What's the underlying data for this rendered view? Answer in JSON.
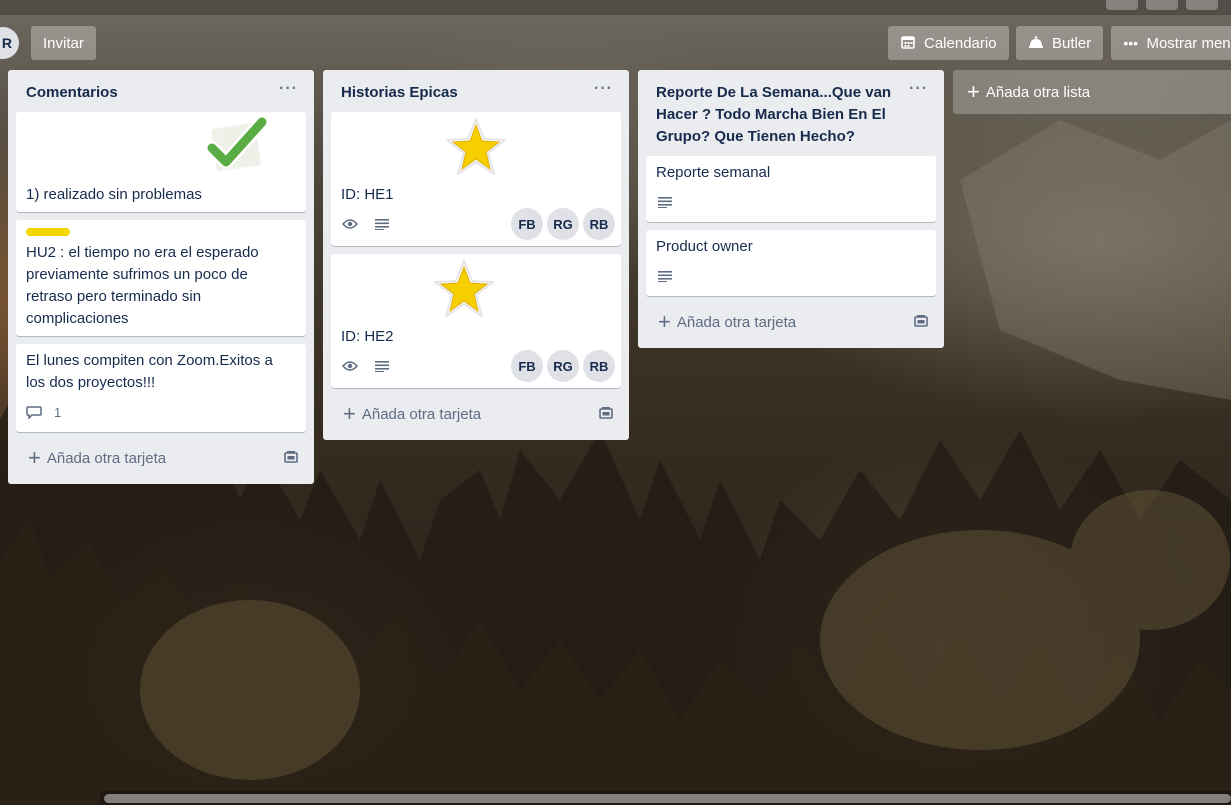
{
  "header": {
    "avatar_initial": "R",
    "invite_label": "Invitar",
    "calendar_label": "Calendario",
    "butler_label": "Butler",
    "show_menu_label": "Mostrar menú"
  },
  "lists": [
    {
      "title": "Comentarios",
      "cards": [
        {
          "text": "1) realizado sin problemas",
          "sticker": "checkmark-sticker"
        },
        {
          "label_color": "#f2d600",
          "text": "HU2 : el tiempo no era el esperado previamente sufrimos un poco de retraso pero terminado sin complicaciones"
        },
        {
          "text": "El lunes compiten con Zoom.Exitos a los dos proyectos!!!",
          "comments": "1"
        }
      ],
      "add_card_label": "Añada otra tarjeta"
    },
    {
      "title": "Historias Epicas",
      "cards": [
        {
          "text": "ID: HE1",
          "sticker": "star-sticker",
          "members": [
            "FB",
            "RG",
            "RB"
          ]
        },
        {
          "text": "ID: HE2",
          "sticker": "star-sticker",
          "members": [
            "FB",
            "RG",
            "RB"
          ]
        }
      ],
      "add_card_label": "Añada otra tarjeta"
    },
    {
      "title": "Reporte De La Semana...Que van Hacer ? Todo Marcha Bien En El Grupo? Que Tienen Hecho?",
      "cards": [
        {
          "text": "Reporte semanal"
        },
        {
          "text": "Product owner"
        }
      ],
      "add_card_label": "Añada otra tarjeta"
    }
  ],
  "add_list_label": "Añada otra lista",
  "colors": {
    "list_bg": "#ebecf0",
    "text": "#172b4d",
    "label_yellow": "#f2d600",
    "check_green": "#61bd4f",
    "star_yellow": "#f2d600"
  }
}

• **EXERCISE REQUIREMENTS**: Could you reproduce every record above exactly, leaving out the pictures?

• **TASK RESULT**:
What's the underlying data for this rendered view? Answer in JSON.
{
  "header": {
    "avatar_initial": "R",
    "invite_label": "Invitar",
    "calendar_label": "Calendario",
    "butler_label": "Butler",
    "show_menu_label": "Mostrar menú"
  },
  "lists": [
    {
      "title": "Comentarios",
      "cards": [
        {
          "text": "1) realizado sin problemas",
          "sticker": "checkmark-sticker"
        },
        {
          "label_color": "#f2d600",
          "text": "HU2 : el tiempo no era el esperado previamente sufrimos un poco de retraso pero terminado sin complicaciones"
        },
        {
          "text": "El lunes compiten con Zoom.Exitos a los dos proyectos!!!",
          "comments": "1"
        }
      ],
      "add_card_label": "Añada otra tarjeta"
    },
    {
      "title": "Historias Epicas",
      "cards": [
        {
          "text": "ID: HE1",
          "sticker": "star-sticker",
          "members": [
            "FB",
            "RG",
            "RB"
          ]
        },
        {
          "text": "ID: HE2",
          "sticker": "star-sticker",
          "members": [
            "FB",
            "RG",
            "RB"
          ]
        }
      ],
      "add_card_label": "Añada otra tarjeta"
    },
    {
      "title": "Reporte De La Semana...Que van Hacer ? Todo Marcha Bien En El Grupo? Que Tienen Hecho?",
      "cards": [
        {
          "text": "Reporte semanal"
        },
        {
          "text": "Product owner"
        }
      ],
      "add_card_label": "Añada otra tarjeta"
    }
  ],
  "add_list_label": "Añada otra lista",
  "colors": {
    "list_bg": "#ebecf0",
    "text": "#172b4d",
    "label_yellow": "#f2d600",
    "check_green": "#61bd4f",
    "star_yellow": "#f2d600"
  }
}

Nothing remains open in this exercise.